## [PROBLEM TO WORK ON]
Reproduce the listing below character for character; drop every image.

## [Raw records]

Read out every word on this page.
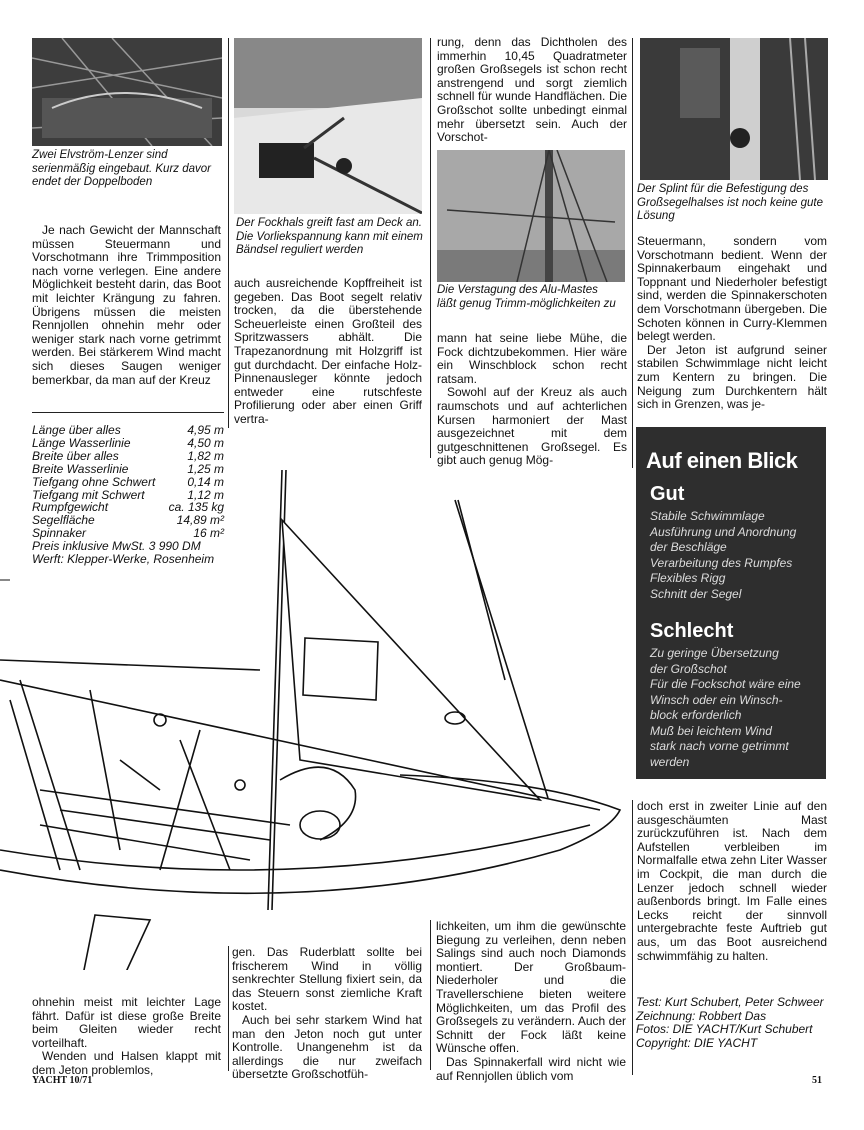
Zwei Elvström-Lenzer sind serienmäßig eingebaut. Kurz davor endet der Doppelboden
Der Fockhals greift fast am Deck an. Die Vorliekspannung kann mit einem Bändsel reguliert werden
Die Verstagung des Alu-Mastes läßt genug Trimm-möglichkeiten zu
Der Splint für die Befestigung des Großsegelhalses ist noch keine gute Lösung

Je nach Gewicht der Mannschaft müssen Steuermann und Vorschotmann ihre Trimmposition nach vorne verlegen. Eine andere Möglichkeit besteht darin, das Boot mit leichter Krängung zu fahren. Übrigens müssen die meisten Rennjollen ohnehin mehr oder weniger stark nach vorne getrimmt werden. Bei stärkerem Wind macht sich dieses Saugen weniger bemerkbar, da man auf der Kreuz

auch ausreichende Kopffreiheit ist gegeben. Das Boot segelt relativ trocken, da die überstehende Scheuerleiste einen Großteil des Spritzwassers abhält. Die Trapezanordnung mit Holzgriff ist gut durchdacht. Der einfache Holz-Pinnenausleger könnte jedoch entweder eine rutschfeste Profilierung oder aber einen Griff vertra-

rung, denn das Dichtholen des immerhin 10,45 Quadratmeter großen Großsegels ist schon recht anstrengend und sorgt ziemlich schnell für wunde Handflächen. Die Großschot sollte unbedingt einmal mehr übersetzt sein. Auch der Vorschot-

mann hat seine liebe Mühe, die Fock dichtzubekommen. Hier wäre ein Winschblock schon recht ratsam.

Sowohl auf der Kreuz als auch raumschots und auf achterlichen Kursen harmoniert der Mast ausgezeichnet mit dem gutgeschnittenen Großsegel. Es gibt auch genug Mög-

Steuermann, sondern vom Vorschotmann bedient. Wenn der Spinnakerbaum eingehakt und Toppnant und Niederholer befestigt sind, werden die Spinnakerschoten dem Vorschotmann übergeben. Die Schoten können in Curry-Klemmen belegt werden.

Der Jeton ist aufgrund seiner stabilen Schwimmlage nicht leicht zum Kentern zu bringen. Die Neigung zum Durchkentern hält sich in Grenzen, was je-

Länge über alles	4,95 m
Länge Wasserlinie	4,50 m
Breite über alles	1,82 m
Breite Wasserlinie	1,25 m
Tiefgang ohne Schwert	0,14 m
Tiefgang mit Schwert	1,12 m
Rumpfgewicht	ca. 135 kg
Segelfläche	14,89 m²
Spinnaker	16 m²
Preis inklusive MwSt. 3 990 DM
Werft: Klepper-Werke, Rosenheim
Auf einen Blick
Gut
Stabile Schwimmlage
Ausführung und Anordnung
der Beschläge
Verarbeitung des Rumpfes
Flexibles Rigg
Schnitt der Segel
Schlecht
Zu geringe Übersetzung
der Großschot
Für die Fockschot wäre eine
Winsch oder ein Winsch-
block erforderlich
Muß bei leichtem Wind
stark nach vorne getrimmt
werden

doch erst in zweiter Linie auf den ausgeschäumten Mast zurückzuführen ist. Nach dem Aufstellen verbleiben im Normalfalle etwa zehn Liter Wasser im Cockpit, die man durch die Lenzer jedoch schnell wieder außenbords bringt. Im Falle eines Lecks reicht der sinnvoll untergebrachte feste Auftrieb gut aus, um das Boot ausreichend schwimmfähig zu halten.

ohnehin meist mit leichter Lage fährt. Dafür ist diese große Breite beim Gleiten wieder recht vorteilhaft.

Wenden und Halsen klappt mit dem Jeton problemlos,

gen. Das Ruderblatt sollte bei frischerem Wind in völlig senkrechter Stellung fixiert sein, da das Steuern sonst ziemliche Kraft kostet.

Auch bei sehr starkem Wind hat man den Jeton noch gut unter Kontrolle. Unangenehm ist da allerdings die nur zweifach übersetzte Großschotfüh-

lichkeiten, um ihm die gewünschte Biegung zu verleihen, denn neben Salings sind auch noch Diamonds montiert. Der Großbaum-Niederholer und die Travellerschiene bieten weitere Möglichkeiten, um das Profil des Großsegels zu verändern. Auch der Schnitt der Fock läßt keine Wünsche offen.

Das Spinnakerfall wird nicht wie auf Rennjollen üblich vom

Test: Kurt Schubert, Peter Schweer
Zeichnung: Robbert Das
Fotos: DIE YACHT/Kurt Schubert
Copyright: DIE YACHT
YACHT 10/71	51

## [EXPECTED OUTPUT]
Read out every word on this page.
Zwei Elvström-Lenzer sind serienmäßig eingebaut. Kurz davor endet der Doppelboden
Der Fockhals greift fast am Deck an. Die Vorliekspannung kann mit einem Bändsel reguliert werden
Die Verstagung des Alu-Mastes läßt genug Trimm-möglichkeiten zu
Der Splint für die Befestigung des Großsegelhalses ist noch keine gute Lösung

Je nach Gewicht der Mannschaft müssen Steuermann und Vorschotmann ihre Trimmposition nach vorne verlegen. Eine andere Möglichkeit besteht darin, das Boot mit leichter Krängung zu fahren. Übrigens müssen die meisten Rennjollen ohnehin mehr oder weniger stark nach vorne getrimmt werden. Bei stärkerem Wind macht sich dieses Saugen weniger bemerkbar, da man auf der Kreuz

auch ausreichende Kopffreiheit ist gegeben. Das Boot segelt relativ trocken, da die überstehende Scheuerleiste einen Großteil des Spritzwassers abhält. Die Trapezanordnung mit Holzgriff ist gut durchdacht. Der einfache Holz-Pinnenausleger könnte jedoch entweder eine rutschfeste Profilierung oder aber einen Griff vertra-

rung, denn das Dichtholen des immerhin 10,45 Quadratmeter großen Großsegels ist schon recht anstrengend und sorgt ziemlich schnell für wunde Handflächen. Die Großschot sollte unbedingt einmal mehr übersetzt sein. Auch der Vorschot-

mann hat seine liebe Mühe, die Fock dichtzubekommen. Hier wäre ein Winschblock schon recht ratsam.

Sowohl auf der Kreuz als auch raumschots und auf achterlichen Kursen harmoniert der Mast ausgezeichnet mit dem gutgeschnittenen Großsegel. Es gibt auch genug Mög-

Steuermann, sondern vom Vorschotmann bedient. Wenn der Spinnakerbaum eingehakt und Toppnant und Niederholer befestigt sind, werden die Spinnakerschoten dem Vorschotmann übergeben. Die Schoten können in Curry-Klemmen belegt werden.

Der Jeton ist aufgrund seiner stabilen Schwimmlage nicht leicht zum Kentern zu bringen. Die Neigung zum Durchkentern hält sich in Grenzen, was je-

Länge über alles	4,95 m
Länge Wasserlinie	4,50 m
Breite über alles	1,82 m
Breite Wasserlinie	1,25 m
Tiefgang ohne Schwert	0,14 m
Tiefgang mit Schwert	1,12 m
Rumpfgewicht	ca. 135 kg
Segelfläche	14,89 m²
Spinnaker	16 m²
Preis inklusive MwSt. 3 990 DM
Werft: Klepper-Werke, Rosenheim
Auf einen Blick
Gut
Stabile Schwimmlage
Ausführung und Anordnung
der Beschläge
Verarbeitung des Rumpfes
Flexibles Rigg
Schnitt der Segel
Schlecht
Zu geringe Übersetzung
der Großschot
Für die Fockschot wäre eine
Winsch oder ein Winsch-
block erforderlich
Muß bei leichtem Wind
stark nach vorne getrimmt
werden

doch erst in zweiter Linie auf den ausgeschäumten Mast zurückzuführen ist. Nach dem Aufstellen verbleiben im Normalfalle etwa zehn Liter Wasser im Cockpit, die man durch die Lenzer jedoch schnell wieder außenbords bringt. Im Falle eines Lecks reicht der sinnvoll untergebrachte feste Auftrieb gut aus, um das Boot ausreichend schwimmfähig zu halten.

ohnehin meist mit leichter Lage fährt. Dafür ist diese große Breite beim Gleiten wieder recht vorteilhaft.

Wenden und Halsen klappt mit dem Jeton problemlos,

gen. Das Ruderblatt sollte bei frischerem Wind in völlig senkrechter Stellung fixiert sein, da das Steuern sonst ziemliche Kraft kostet.

Auch bei sehr starkem Wind hat man den Jeton noch gut unter Kontrolle. Unangenehm ist da allerdings die nur zweifach übersetzte Großschotfüh-

lichkeiten, um ihm die gewünschte Biegung zu verleihen, denn neben Salings sind auch noch Diamonds montiert. Der Großbaum-Niederholer und die Travellerschiene bieten weitere Möglichkeiten, um das Profil des Großsegels zu verändern. Auch der Schnitt der Fock läßt keine Wünsche offen.

Das Spinnakerfall wird nicht wie auf Rennjollen üblich vom

Test: Kurt Schubert, Peter Schweer
Zeichnung: Robbert Das
Fotos: DIE YACHT/Kurt Schubert
Copyright: DIE YACHT
YACHT 10/71	51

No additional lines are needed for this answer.